■ WHAT IS ASKED
Keep only the lines that hold the string "Address", filtering out the rest of the entries below.

PROVIDED RECORDS start

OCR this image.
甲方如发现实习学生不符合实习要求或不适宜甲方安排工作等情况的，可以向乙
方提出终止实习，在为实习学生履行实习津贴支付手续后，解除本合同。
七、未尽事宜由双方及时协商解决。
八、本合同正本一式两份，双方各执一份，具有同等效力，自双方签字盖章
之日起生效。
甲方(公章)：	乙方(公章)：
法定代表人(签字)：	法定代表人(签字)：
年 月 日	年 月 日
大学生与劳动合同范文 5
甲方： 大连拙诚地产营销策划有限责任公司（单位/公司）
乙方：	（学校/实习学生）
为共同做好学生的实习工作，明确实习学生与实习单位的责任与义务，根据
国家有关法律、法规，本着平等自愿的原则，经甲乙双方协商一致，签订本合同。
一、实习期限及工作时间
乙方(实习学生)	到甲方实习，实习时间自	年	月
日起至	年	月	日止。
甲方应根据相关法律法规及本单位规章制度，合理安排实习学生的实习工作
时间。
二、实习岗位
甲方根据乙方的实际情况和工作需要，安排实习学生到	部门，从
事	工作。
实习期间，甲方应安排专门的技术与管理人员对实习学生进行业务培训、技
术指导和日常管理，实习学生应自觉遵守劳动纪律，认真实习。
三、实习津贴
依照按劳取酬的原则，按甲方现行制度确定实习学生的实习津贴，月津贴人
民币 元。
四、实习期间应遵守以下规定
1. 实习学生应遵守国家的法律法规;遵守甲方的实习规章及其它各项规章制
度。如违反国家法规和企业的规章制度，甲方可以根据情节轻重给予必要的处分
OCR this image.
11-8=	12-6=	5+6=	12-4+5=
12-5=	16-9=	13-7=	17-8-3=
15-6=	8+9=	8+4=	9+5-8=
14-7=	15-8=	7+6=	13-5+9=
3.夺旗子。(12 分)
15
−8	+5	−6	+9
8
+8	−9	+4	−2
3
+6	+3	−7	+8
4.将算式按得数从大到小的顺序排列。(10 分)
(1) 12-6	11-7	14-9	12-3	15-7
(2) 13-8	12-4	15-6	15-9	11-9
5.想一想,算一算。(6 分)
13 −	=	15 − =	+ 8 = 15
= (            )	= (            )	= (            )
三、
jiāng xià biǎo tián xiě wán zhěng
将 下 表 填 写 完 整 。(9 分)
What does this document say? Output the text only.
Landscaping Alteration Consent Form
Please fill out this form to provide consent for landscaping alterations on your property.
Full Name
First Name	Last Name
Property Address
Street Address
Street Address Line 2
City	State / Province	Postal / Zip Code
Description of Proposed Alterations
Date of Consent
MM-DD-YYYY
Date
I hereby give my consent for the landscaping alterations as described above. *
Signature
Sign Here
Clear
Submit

PROVIDED RECORDS end

■ ANSWER
Property Address
Street Address
Street Address Line 2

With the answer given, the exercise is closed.